Work required: State how many lines of the entries hold the string "Новосибирской", and output nothing but that count.

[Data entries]
........

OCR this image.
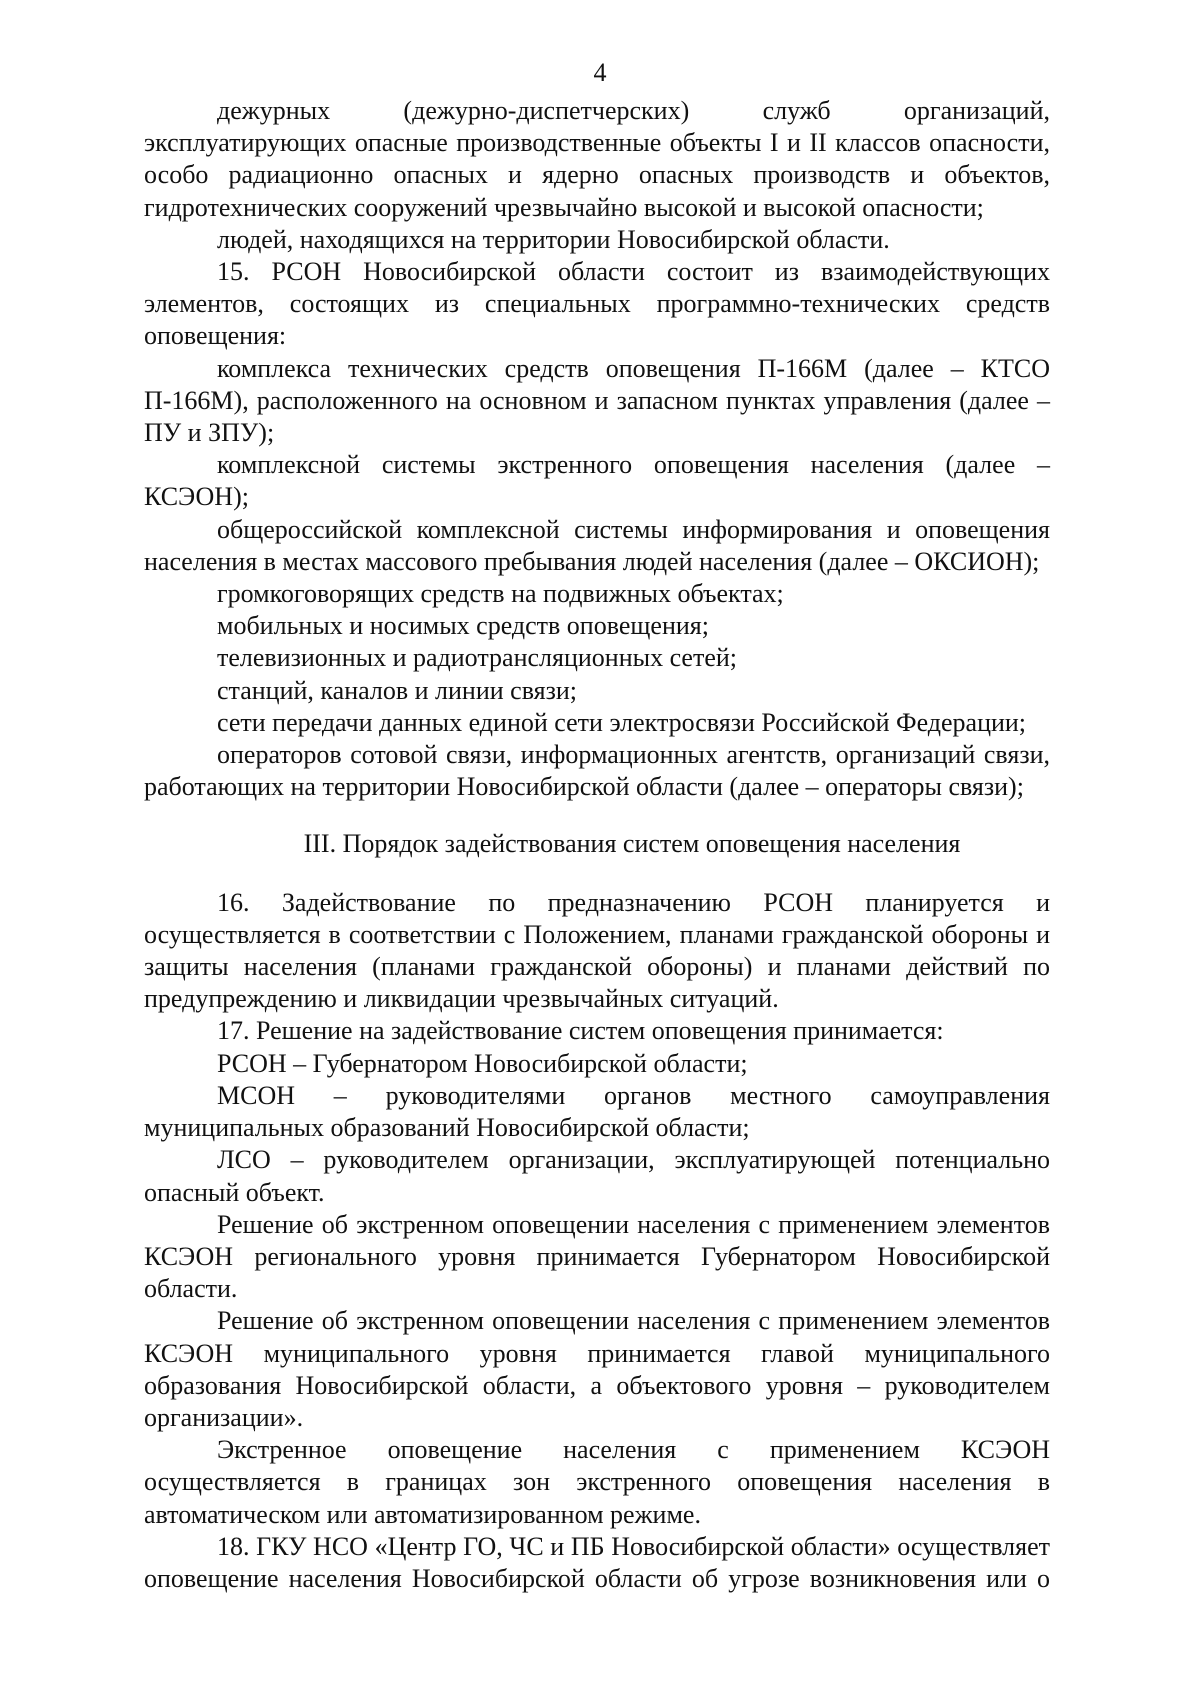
4

дежурных (дежурно-диспетчерских) служб организаций, эксплуатирующих опасные производственные объекты I и II классов опасности, особо радиационно опасных и ядерно опасных производств и объектов, гидротехнических сооружений чрезвычайно высокой и высокой опасности;

людей, находящихся на территории Новосибирской области.

15. РСОН Новосибирской области состоит из взаимодействующих элементов, состоящих из специальных программно-технических средств оповещения:

комплекса технических средств оповещения П-166М (далее – КТСО П-166М), расположенного на основном и запасном пунктах управления (далее – ПУ и ЗПУ);

комплексной системы экстренного оповещения населения (далее – КСЭОН);

общероссийской комплексной системы информирования и оповещения населения в местах массового пребывания людей населения (далее – ОКСИОН);

громкоговорящих средств на подвижных объектах;

мобильных и носимых средств оповещения;

телевизионных и радиотрансляционных сетей;

станций, каналов и линии связи;

сети передачи данных единой сети электросвязи Российской Федерации;

операторов сотовой связи, информационных агентств, организаций связи, работающих на территории Новосибирской области (далее – операторы связи);

III. Порядок задействования систем оповещения населения

16. Задействование по предназначению РСОН планируется и осуществляется в соответствии с Положением, планами гражданской обороны и защиты населения (планами гражданской обороны) и планами действий по предупреждению и ликвидации чрезвычайных ситуаций.

17. Решение на задействование систем оповещения принимается:

РСОН – Губернатором Новосибирской области;

МСОН – руководителями органов местного самоуправления муниципальных образований Новосибирской области;

ЛСО – руководителем организации, эксплуатирующей потенциально опасный объект.

Решение об экстренном оповещении населения с применением элементов КСЭОН регионального уровня принимается Губернатором Новосибирской области.

Решение об экстренном оповещении населения с применением элементов КСЭОН муниципального уровня принимается главой муниципального образования Новосибирской области, а объектового уровня – руководителем организации».

Экстренное оповещение населения с применением КСЭОН осуществляется в границах зон экстренного оповещения населения в автоматическом или автоматизированном режиме.

18. ГКУ НСО «Центр ГО, ЧС и ПБ Новосибирской области» осуществляет оповещение населения Новосибирской области об угрозе возникновения или о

........

Answer to this problem: 8